>> START AVAILABLE RECORDS

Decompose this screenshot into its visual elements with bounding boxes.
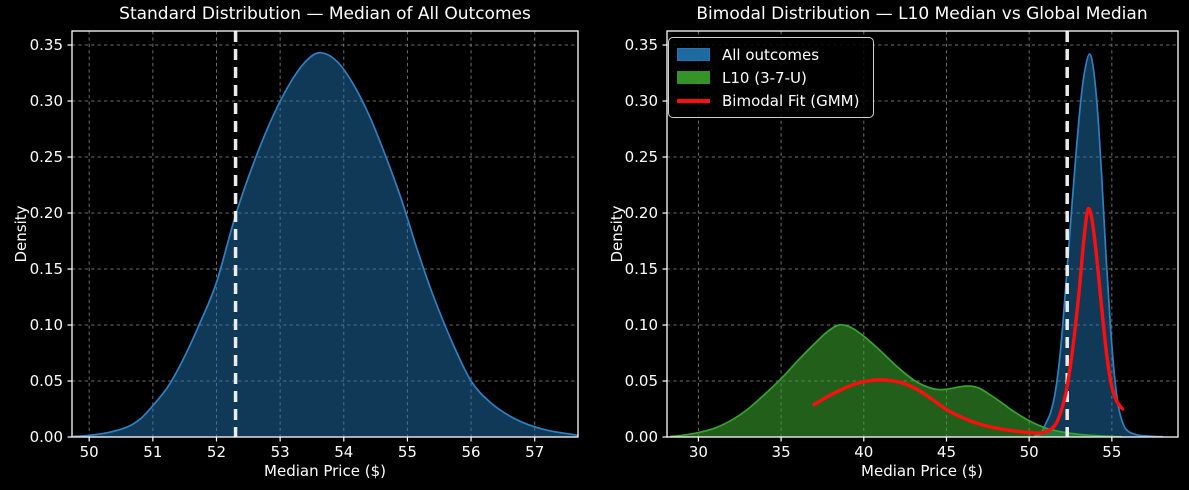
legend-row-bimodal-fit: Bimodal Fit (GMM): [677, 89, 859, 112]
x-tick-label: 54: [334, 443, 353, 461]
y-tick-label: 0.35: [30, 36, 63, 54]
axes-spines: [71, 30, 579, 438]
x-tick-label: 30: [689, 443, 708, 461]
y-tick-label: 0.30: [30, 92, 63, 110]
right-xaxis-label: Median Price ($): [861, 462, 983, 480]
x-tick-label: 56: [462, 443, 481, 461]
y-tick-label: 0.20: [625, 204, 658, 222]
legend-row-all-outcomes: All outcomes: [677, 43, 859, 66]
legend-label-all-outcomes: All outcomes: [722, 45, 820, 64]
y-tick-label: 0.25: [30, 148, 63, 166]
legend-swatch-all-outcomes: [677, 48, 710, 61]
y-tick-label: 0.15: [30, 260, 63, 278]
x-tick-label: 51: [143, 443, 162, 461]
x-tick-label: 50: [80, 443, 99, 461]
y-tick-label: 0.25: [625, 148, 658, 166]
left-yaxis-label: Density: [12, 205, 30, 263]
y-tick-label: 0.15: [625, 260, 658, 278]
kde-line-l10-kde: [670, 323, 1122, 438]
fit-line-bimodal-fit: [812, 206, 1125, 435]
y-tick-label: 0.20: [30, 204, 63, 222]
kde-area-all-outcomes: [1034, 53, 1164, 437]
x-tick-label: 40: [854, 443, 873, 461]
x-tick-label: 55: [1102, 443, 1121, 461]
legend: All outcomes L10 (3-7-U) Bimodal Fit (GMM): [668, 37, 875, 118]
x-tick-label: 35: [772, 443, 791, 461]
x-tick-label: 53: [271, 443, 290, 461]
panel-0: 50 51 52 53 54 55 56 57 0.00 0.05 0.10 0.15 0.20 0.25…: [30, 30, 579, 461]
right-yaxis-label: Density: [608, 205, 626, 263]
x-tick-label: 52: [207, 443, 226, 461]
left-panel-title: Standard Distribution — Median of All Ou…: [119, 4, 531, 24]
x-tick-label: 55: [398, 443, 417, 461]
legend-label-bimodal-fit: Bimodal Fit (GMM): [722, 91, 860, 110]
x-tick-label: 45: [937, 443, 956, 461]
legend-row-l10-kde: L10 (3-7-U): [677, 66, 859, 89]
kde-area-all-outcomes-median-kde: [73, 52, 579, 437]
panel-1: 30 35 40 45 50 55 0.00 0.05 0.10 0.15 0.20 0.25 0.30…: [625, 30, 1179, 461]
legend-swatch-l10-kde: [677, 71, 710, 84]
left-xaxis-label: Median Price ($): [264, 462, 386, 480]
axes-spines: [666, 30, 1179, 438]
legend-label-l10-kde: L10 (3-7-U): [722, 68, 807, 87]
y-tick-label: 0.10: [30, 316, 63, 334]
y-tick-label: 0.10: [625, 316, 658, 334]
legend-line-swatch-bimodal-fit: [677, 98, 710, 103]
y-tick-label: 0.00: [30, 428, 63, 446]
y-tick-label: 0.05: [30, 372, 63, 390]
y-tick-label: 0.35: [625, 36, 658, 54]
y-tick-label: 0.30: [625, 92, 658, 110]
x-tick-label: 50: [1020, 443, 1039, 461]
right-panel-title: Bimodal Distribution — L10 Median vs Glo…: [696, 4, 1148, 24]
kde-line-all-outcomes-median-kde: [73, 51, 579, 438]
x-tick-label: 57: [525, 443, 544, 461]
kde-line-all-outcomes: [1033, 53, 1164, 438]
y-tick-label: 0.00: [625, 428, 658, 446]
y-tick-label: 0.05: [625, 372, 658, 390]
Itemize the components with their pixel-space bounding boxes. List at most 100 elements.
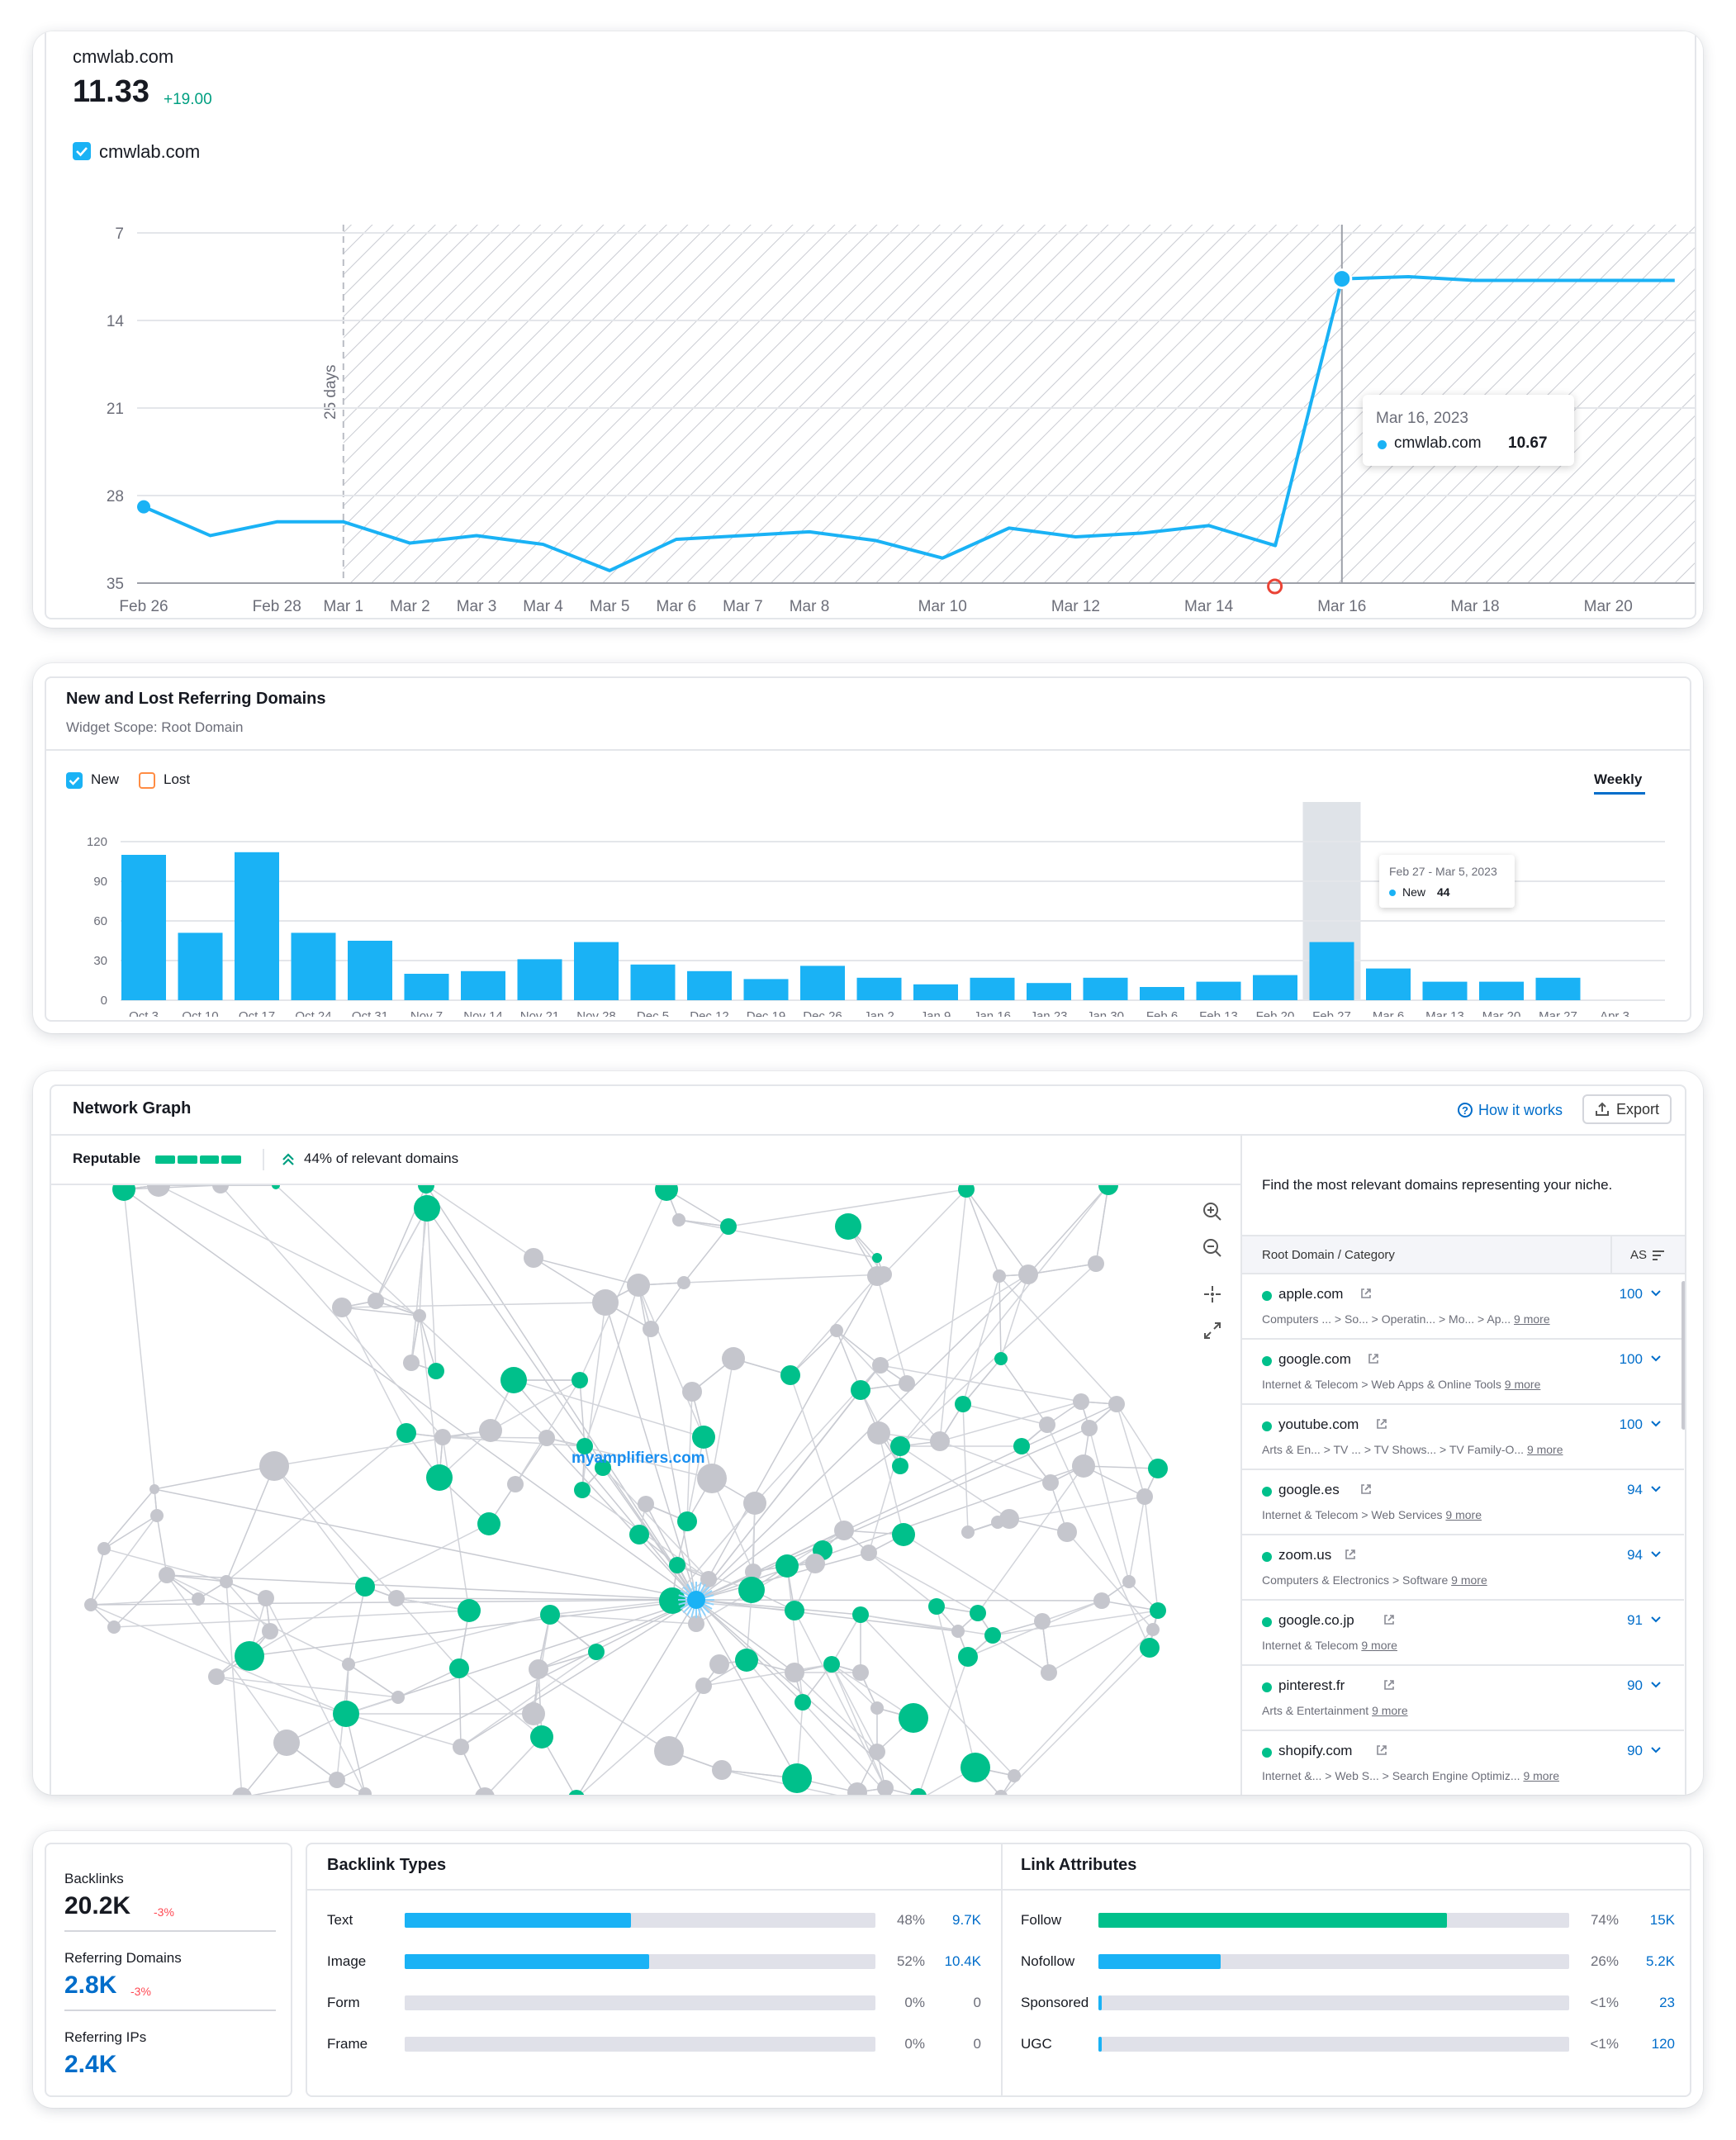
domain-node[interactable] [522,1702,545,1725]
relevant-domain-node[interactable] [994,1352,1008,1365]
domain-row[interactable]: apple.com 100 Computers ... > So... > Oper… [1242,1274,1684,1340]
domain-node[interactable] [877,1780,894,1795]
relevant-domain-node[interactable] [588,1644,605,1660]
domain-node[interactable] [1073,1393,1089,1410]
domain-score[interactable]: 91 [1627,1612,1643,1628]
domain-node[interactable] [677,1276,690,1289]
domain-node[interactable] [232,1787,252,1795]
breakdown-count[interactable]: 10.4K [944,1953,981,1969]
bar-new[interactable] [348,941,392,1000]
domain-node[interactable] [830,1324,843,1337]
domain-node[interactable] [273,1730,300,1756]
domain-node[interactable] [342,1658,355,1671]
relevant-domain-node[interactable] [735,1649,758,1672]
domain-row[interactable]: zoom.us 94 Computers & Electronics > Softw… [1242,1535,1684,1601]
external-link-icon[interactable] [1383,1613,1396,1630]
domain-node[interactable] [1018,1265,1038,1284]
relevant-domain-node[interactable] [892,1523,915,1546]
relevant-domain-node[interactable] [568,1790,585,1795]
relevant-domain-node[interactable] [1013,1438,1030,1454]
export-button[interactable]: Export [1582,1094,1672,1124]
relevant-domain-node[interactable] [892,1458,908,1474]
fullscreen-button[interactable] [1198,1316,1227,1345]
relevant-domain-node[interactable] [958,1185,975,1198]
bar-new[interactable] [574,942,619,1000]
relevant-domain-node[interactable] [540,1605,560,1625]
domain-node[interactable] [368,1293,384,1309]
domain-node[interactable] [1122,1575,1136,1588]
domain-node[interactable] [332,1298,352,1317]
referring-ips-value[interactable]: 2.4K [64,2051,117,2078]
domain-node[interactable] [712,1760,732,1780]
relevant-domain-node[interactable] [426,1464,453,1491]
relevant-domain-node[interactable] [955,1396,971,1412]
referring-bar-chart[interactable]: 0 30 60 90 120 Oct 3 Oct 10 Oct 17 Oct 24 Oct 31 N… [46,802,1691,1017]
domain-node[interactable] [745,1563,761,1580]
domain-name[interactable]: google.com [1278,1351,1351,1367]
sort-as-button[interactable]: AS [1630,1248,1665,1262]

>> END AVAILABLE RECORDS

• **EXERCISE DIRECTIONS**
Extract every one of the lines above verbatim, omitting the pictures.

• **WRITTEN ANSWER**
Decompose this screenshot into its visual elements with bounding boxes.
legend-row-bimodal-fit: Bimodal Fit (GMM): [677, 89, 859, 112]
x-tick-label: 54: [334, 443, 353, 461]
y-tick-label: 0.35: [30, 36, 63, 54]
axes-spines: [71, 30, 579, 438]
x-tick-label: 30: [689, 443, 708, 461]
y-tick-label: 0.30: [30, 92, 63, 110]
right-xaxis-label: Median Price ($): [861, 462, 983, 480]
x-tick-label: 56: [462, 443, 481, 461]
y-tick-label: 0.20: [625, 204, 658, 222]
legend-row-all-outcomes: All outcomes: [677, 43, 859, 66]
legend-label-all-outcomes: All outcomes: [722, 45, 820, 64]
y-tick-label: 0.25: [30, 148, 63, 166]
legend-swatch-all-outcomes: [677, 48, 710, 61]
y-tick-label: 0.15: [30, 260, 63, 278]
x-tick-label: 51: [143, 443, 162, 461]
x-tick-label: 50: [80, 443, 99, 461]
y-tick-label: 0.25: [625, 148, 658, 166]
left-yaxis-label: Density: [12, 205, 30, 263]
y-tick-label: 0.15: [625, 260, 658, 278]
kde-line-l10-kde: [670, 323, 1122, 438]
fit-line-bimodal-fit: [812, 206, 1125, 435]
y-tick-label: 0.20: [30, 204, 63, 222]
kde-area-all-outcomes: [1034, 53, 1164, 437]
x-tick-label: 40: [854, 443, 873, 461]
x-tick-label: 55: [1102, 443, 1121, 461]
legend: All outcomes L10 (3-7-U) Bimodal Fit (GMM): [668, 37, 875, 118]
x-tick-label: 35: [772, 443, 791, 461]
x-tick-label: 53: [271, 443, 290, 461]
panel-0: 50 51 52 53 54 55 56 57 0.00 0.05 0.10 0.15 0.20 0.25…: [30, 30, 579, 461]
right-yaxis-label: Density: [608, 205, 626, 263]
x-tick-label: 52: [207, 443, 226, 461]
left-panel-title: Standard Distribution — Median of All Ou…: [119, 4, 531, 24]
x-tick-label: 55: [398, 443, 417, 461]
legend-label-bimodal-fit: Bimodal Fit (GMM): [722, 91, 860, 110]
x-tick-label: 45: [937, 443, 956, 461]
legend-row-l10-kde: L10 (3-7-U): [677, 66, 859, 89]
kde-area-all-outcomes-median-kde: [73, 52, 579, 437]
panel-1: 30 35 40 45 50 55 0.00 0.05 0.10 0.15 0.20 0.25 0.30…: [625, 30, 1179, 461]
legend-swatch-l10-kde: [677, 71, 710, 84]
left-xaxis-label: Median Price ($): [264, 462, 386, 480]
axes-spines: [666, 30, 1179, 438]
legend-label-l10-kde: L10 (3-7-U): [722, 68, 807, 87]
y-tick-label: 0.10: [30, 316, 63, 334]
y-tick-label: 0.10: [625, 316, 658, 334]
legend-line-swatch-bimodal-fit: [677, 98, 710, 103]
y-tick-label: 0.00: [30, 428, 63, 446]
y-tick-label: 0.05: [30, 372, 63, 390]
y-tick-label: 0.35: [625, 36, 658, 54]
y-tick-label: 0.30: [625, 92, 658, 110]
x-tick-label: 50: [1020, 443, 1039, 461]
right-panel-title: Bimodal Distribution — L10 Median vs Glo…: [696, 4, 1148, 24]
kde-line-all-outcomes-median-kde: [73, 51, 579, 438]
x-tick-label: 57: [525, 443, 544, 461]
kde-line-all-outcomes: [1033, 53, 1164, 438]
y-tick-label: 0.00: [625, 428, 658, 446]
y-tick-label: 0.05: [625, 372, 658, 390]
Itemize the components with their pixel-space bounding boxes. List at most 100 elements.
domain-node[interactable] [522,1702,545,1725]
relevant-domain-node[interactable] [994,1352,1008,1365]
domain-row[interactable]: apple.com 100 Computers ... > So... > Oper… [1242,1274,1684,1340]
domain-node[interactable] [877,1780,894,1795]
relevant-domain-node[interactable] [588,1644,605,1660]
domain-node[interactable] [1073,1393,1089,1410]
domain-score[interactable]: 91 [1627,1612,1643,1628]
domain-node[interactable] [677,1276,690,1289]
domain-node[interactable] [232,1787,252,1795]
breakdown-count[interactable]: 10.4K [944,1953,981,1969]
bar-new[interactable] [348,941,392,1000]
domain-node[interactable] [830,1324,843,1337]
domain-node[interactable] [273,1730,300,1756]
domain-node[interactable] [342,1658,355,1671]
relevant-domain-node[interactable] [735,1649,758,1672]
domain-row[interactable]: zoom.us 94 Computers & Electronics > Softw… [1242,1535,1684,1601]
external-link-icon[interactable] [1383,1613,1396,1630]
domain-node[interactable] [1018,1265,1038,1284]
relevant-domain-node[interactable] [892,1523,915,1546]
relevant-domain-node[interactable] [568,1790,585,1795]
relevant-domain-node[interactable] [1013,1438,1030,1454]
export-button[interactable]: Export [1582,1094,1672,1124]
relevant-domain-node[interactable] [892,1458,908,1474]
fullscreen-button[interactable] [1198,1316,1227,1345]
relevant-domain-node[interactable] [958,1185,975,1198]
bar-new[interactable] [574,942,619,1000]
relevant-domain-node[interactable] [540,1605,560,1625]
domain-node[interactable] [368,1293,384,1309]
domain-node[interactable] [1122,1575,1136,1588]
domain-node[interactable] [332,1298,352,1317]
referring-ips-value[interactable]: 2.4K [64,2051,117,2078]
domain-node[interactable] [712,1760,732,1780]
relevant-domain-node[interactable] [426,1464,453,1491]
relevant-domain-node[interactable] [955,1396,971,1412]
referring-bar-chart[interactable]: 0 30 60 90 120 Oct 3 Oct 10 Oct 17 Oct 24 Oct 31 N… [46,802,1691,1017]
domain-node[interactable] [745,1563,761,1580]
domain-name[interactable]: google.com [1278,1351,1351,1367]
sort-as-button[interactable]: AS [1630,1248,1665,1262]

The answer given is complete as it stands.